§ Requirement: Skip the images. Copy the records exactly as written.
-- START --
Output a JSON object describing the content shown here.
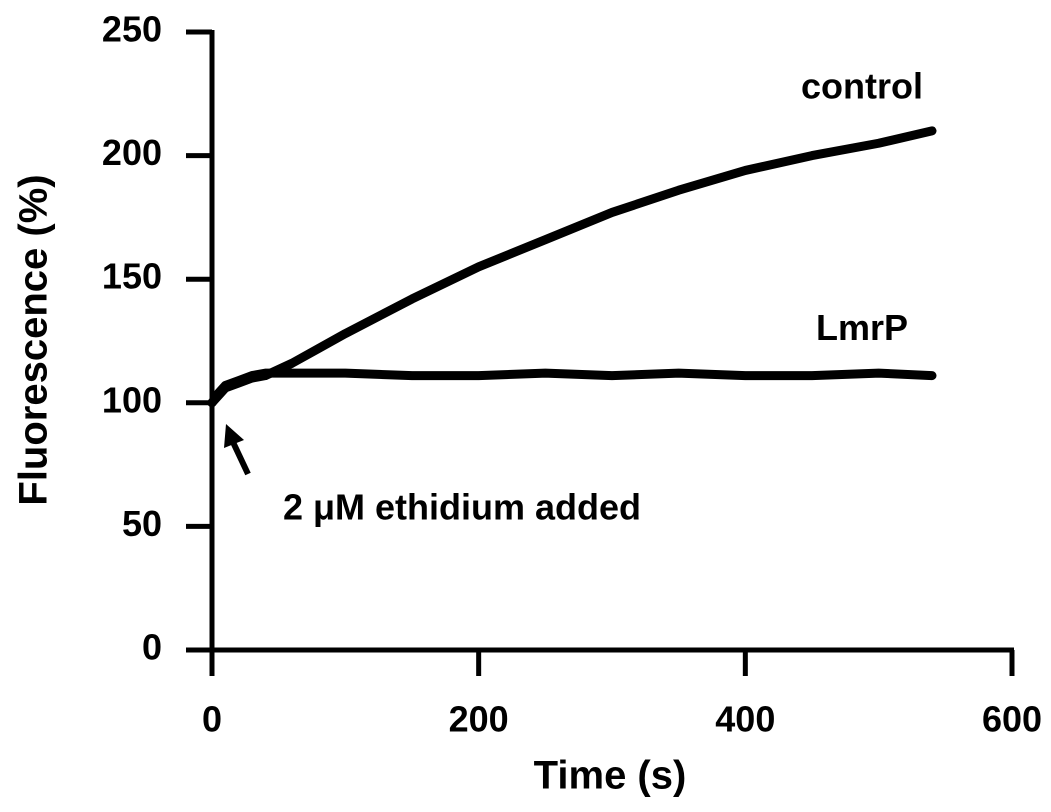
{
  "chart_data": {
    "type": "line",
    "x_label": "Time (s)",
    "y_label": "Fluorescence (%)",
    "annotation": "2 μM ethidium added",
    "x": [
      0,
      5,
      10,
      20,
      30,
      40,
      60,
      80,
      100,
      150,
      200,
      250,
      300,
      350,
      400,
      450,
      500,
      540
    ],
    "series": [
      {
        "name": "control",
        "color": "#000000",
        "values": [
          100,
          103,
          106,
          108,
          110,
          111,
          116,
          122,
          128,
          142,
          155,
          166,
          177,
          186,
          194,
          200,
          205,
          210
        ]
      },
      {
        "name": "LmrP",
        "color": "#000000",
        "values": [
          100,
          104,
          107,
          109,
          111,
          112,
          112,
          112,
          112,
          111,
          111,
          112,
          111,
          112,
          111,
          111,
          112,
          111
        ]
      }
    ],
    "xlim": [
      0,
      600
    ],
    "xticks": [
      0,
      200,
      400,
      600
    ],
    "ylim": [
      0,
      250
    ],
    "yticks": [
      0,
      50,
      100,
      150,
      200,
      250
    ],
    "grid": false
  }
}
-- END --
§ Full output:
Output a JSON object describing the content shown here.
{
  "chart_data": {
    "type": "line",
    "x_label": "Time (s)",
    "y_label": "Fluorescence (%)",
    "annotation": "2 μM ethidium added",
    "x": [
      0,
      5,
      10,
      20,
      30,
      40,
      60,
      80,
      100,
      150,
      200,
      250,
      300,
      350,
      400,
      450,
      500,
      540
    ],
    "series": [
      {
        "name": "control",
        "color": "#000000",
        "values": [
          100,
          103,
          106,
          108,
          110,
          111,
          116,
          122,
          128,
          142,
          155,
          166,
          177,
          186,
          194,
          200,
          205,
          210
        ]
      },
      {
        "name": "LmrP",
        "color": "#000000",
        "values": [
          100,
          104,
          107,
          109,
          111,
          112,
          112,
          112,
          112,
          111,
          111,
          112,
          111,
          112,
          111,
          111,
          112,
          111
        ]
      }
    ],
    "xlim": [
      0,
      600
    ],
    "xticks": [
      0,
      200,
      400,
      600
    ],
    "ylim": [
      0,
      250
    ],
    "yticks": [
      0,
      50,
      100,
      150,
      200,
      250
    ],
    "grid": false
  }
}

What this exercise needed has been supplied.